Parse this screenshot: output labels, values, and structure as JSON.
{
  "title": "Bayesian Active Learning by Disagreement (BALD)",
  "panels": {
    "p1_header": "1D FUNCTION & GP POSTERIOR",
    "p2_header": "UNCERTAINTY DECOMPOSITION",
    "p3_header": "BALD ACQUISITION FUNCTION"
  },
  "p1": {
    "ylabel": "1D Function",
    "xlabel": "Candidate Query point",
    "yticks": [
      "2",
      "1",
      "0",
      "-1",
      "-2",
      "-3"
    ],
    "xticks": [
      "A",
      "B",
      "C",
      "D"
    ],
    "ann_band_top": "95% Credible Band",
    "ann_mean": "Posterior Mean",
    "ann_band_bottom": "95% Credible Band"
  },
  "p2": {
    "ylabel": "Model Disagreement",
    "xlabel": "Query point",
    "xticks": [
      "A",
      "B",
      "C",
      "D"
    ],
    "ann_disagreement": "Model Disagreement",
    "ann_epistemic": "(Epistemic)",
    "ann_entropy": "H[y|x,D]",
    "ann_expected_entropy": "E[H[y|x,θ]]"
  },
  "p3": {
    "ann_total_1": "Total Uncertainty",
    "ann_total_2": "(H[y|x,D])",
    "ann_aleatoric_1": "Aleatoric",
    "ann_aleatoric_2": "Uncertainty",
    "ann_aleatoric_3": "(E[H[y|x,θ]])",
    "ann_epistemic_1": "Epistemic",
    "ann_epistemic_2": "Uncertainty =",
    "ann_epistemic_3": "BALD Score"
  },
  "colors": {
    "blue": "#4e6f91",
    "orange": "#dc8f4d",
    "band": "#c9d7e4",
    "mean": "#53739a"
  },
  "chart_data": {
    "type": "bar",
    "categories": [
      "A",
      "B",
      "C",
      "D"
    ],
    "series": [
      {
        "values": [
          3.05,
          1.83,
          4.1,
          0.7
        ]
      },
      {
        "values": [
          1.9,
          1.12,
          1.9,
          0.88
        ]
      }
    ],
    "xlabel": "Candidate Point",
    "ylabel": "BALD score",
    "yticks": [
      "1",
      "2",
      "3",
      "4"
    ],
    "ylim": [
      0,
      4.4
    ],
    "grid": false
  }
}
+ + + +
*What is needed:* Copy out all lines where the word "xlabel" appears.

*Written response:*
    "xlabel": "Candidate Query point",
    "xlabel": "Query point",
    "xlabel": "Candidate Point",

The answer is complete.